Work instruction: Search the entries below. Return every line that has "Ruminococcus" in it.

(Records from a collection)
###
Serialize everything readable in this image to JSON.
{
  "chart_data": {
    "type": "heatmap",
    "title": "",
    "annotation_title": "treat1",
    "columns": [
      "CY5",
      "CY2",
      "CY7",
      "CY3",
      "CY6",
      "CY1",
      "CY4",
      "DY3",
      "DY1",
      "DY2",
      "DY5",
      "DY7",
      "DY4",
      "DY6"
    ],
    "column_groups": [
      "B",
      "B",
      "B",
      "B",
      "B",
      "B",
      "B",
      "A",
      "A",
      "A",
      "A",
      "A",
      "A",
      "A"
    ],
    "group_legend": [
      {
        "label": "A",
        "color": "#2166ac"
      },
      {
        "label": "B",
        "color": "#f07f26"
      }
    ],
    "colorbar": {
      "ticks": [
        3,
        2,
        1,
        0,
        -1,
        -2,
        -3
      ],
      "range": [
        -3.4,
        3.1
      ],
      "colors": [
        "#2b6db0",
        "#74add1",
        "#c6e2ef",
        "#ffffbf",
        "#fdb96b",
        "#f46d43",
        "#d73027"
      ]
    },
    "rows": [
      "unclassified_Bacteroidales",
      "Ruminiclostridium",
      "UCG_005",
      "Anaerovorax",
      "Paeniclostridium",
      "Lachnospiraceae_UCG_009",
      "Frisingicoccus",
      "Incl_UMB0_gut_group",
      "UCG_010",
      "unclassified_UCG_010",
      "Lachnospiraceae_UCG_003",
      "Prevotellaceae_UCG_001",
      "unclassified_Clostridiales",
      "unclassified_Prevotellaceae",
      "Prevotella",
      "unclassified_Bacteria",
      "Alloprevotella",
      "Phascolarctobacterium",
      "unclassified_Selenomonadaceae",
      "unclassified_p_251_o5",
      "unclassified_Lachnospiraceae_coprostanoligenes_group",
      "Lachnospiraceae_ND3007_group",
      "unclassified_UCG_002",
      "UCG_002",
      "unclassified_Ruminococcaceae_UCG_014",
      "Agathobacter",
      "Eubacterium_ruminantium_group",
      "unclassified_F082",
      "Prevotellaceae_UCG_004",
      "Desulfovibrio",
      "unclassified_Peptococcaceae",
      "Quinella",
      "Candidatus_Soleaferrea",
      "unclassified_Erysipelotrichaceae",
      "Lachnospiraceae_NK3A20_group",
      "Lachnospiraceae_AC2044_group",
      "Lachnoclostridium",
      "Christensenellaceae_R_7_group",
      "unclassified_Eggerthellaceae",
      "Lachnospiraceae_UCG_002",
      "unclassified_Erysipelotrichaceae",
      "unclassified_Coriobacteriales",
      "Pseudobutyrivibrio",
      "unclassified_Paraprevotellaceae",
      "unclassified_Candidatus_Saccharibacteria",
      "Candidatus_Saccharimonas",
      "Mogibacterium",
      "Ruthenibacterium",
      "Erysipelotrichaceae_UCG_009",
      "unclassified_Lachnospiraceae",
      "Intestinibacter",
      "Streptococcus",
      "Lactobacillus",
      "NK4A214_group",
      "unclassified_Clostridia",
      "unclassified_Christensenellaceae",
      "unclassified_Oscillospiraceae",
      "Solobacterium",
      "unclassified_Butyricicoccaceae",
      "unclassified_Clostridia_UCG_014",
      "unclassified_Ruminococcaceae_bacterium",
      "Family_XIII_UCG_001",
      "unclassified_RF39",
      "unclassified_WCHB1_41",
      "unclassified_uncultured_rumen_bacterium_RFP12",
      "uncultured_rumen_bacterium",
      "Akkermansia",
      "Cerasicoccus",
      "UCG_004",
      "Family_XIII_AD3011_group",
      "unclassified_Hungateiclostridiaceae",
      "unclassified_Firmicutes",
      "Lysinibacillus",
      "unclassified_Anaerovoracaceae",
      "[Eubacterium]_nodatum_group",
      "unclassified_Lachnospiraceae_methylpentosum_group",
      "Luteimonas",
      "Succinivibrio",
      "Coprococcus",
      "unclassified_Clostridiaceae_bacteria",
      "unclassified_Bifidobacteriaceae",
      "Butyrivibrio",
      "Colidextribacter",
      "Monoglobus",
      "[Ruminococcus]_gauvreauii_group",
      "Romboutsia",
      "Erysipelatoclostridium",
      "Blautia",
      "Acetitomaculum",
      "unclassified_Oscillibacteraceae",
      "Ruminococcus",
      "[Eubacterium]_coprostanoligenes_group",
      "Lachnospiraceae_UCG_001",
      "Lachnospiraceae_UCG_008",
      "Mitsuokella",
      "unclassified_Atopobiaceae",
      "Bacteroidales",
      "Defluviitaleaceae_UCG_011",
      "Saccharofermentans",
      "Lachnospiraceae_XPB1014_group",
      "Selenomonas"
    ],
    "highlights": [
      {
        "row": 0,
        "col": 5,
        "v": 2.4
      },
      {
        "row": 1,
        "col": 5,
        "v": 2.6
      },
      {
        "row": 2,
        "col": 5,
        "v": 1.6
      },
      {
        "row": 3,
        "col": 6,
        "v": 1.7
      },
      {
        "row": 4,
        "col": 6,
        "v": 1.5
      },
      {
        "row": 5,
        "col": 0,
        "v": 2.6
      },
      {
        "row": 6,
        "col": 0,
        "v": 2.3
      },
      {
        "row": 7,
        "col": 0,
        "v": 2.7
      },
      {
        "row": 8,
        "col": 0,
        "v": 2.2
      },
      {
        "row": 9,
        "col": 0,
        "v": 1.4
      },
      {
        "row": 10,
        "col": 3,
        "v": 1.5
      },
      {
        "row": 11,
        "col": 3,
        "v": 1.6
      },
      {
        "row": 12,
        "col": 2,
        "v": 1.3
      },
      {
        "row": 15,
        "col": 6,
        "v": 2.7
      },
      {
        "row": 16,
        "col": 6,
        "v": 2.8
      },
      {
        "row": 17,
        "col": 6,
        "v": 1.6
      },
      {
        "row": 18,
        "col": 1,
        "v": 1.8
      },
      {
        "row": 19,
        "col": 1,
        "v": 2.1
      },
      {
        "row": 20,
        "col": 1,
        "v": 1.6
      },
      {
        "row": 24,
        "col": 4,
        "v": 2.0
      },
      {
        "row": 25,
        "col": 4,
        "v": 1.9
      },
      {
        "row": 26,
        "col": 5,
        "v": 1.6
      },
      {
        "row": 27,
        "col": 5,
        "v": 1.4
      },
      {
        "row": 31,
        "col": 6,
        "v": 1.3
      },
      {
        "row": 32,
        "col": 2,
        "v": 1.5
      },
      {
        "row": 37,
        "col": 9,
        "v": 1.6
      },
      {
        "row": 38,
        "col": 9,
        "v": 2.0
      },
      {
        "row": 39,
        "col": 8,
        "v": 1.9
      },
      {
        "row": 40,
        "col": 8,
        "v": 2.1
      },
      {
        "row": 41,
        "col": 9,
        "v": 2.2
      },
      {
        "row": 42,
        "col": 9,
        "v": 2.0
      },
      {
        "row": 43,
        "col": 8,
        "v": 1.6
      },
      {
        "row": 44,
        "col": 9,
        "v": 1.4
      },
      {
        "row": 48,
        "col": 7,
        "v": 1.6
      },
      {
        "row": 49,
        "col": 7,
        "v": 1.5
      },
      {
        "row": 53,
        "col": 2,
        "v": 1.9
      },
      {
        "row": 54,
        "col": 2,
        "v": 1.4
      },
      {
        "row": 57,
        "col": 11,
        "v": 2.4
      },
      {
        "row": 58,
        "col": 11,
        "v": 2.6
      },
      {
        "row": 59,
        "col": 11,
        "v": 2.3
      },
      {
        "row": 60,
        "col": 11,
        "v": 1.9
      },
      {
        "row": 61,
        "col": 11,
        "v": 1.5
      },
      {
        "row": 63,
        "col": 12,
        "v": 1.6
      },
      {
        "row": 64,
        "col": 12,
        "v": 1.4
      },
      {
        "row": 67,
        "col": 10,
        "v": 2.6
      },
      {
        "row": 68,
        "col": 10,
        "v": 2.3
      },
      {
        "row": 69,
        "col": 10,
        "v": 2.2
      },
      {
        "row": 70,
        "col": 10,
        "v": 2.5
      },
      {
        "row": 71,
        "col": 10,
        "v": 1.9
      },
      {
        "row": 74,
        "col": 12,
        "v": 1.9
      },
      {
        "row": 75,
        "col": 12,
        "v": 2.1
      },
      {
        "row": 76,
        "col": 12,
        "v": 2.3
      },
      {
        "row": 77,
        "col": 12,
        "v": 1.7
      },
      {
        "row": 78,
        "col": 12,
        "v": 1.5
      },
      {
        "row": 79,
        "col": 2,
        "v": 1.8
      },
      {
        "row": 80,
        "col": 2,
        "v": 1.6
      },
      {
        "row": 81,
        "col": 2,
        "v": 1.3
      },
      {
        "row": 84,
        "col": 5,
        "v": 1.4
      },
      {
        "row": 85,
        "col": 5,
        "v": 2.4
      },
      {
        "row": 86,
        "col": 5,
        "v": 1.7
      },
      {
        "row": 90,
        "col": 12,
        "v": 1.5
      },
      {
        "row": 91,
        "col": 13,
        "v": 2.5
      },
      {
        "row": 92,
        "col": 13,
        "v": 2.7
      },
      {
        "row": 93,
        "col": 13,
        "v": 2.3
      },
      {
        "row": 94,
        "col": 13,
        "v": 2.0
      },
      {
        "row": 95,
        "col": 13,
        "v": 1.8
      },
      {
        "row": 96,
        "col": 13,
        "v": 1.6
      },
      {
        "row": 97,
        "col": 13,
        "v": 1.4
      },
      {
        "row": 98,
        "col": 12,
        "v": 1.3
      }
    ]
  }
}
###
Result:
      "[Ruminococcus]_gauvreauii_group",
      "Ruminococcus",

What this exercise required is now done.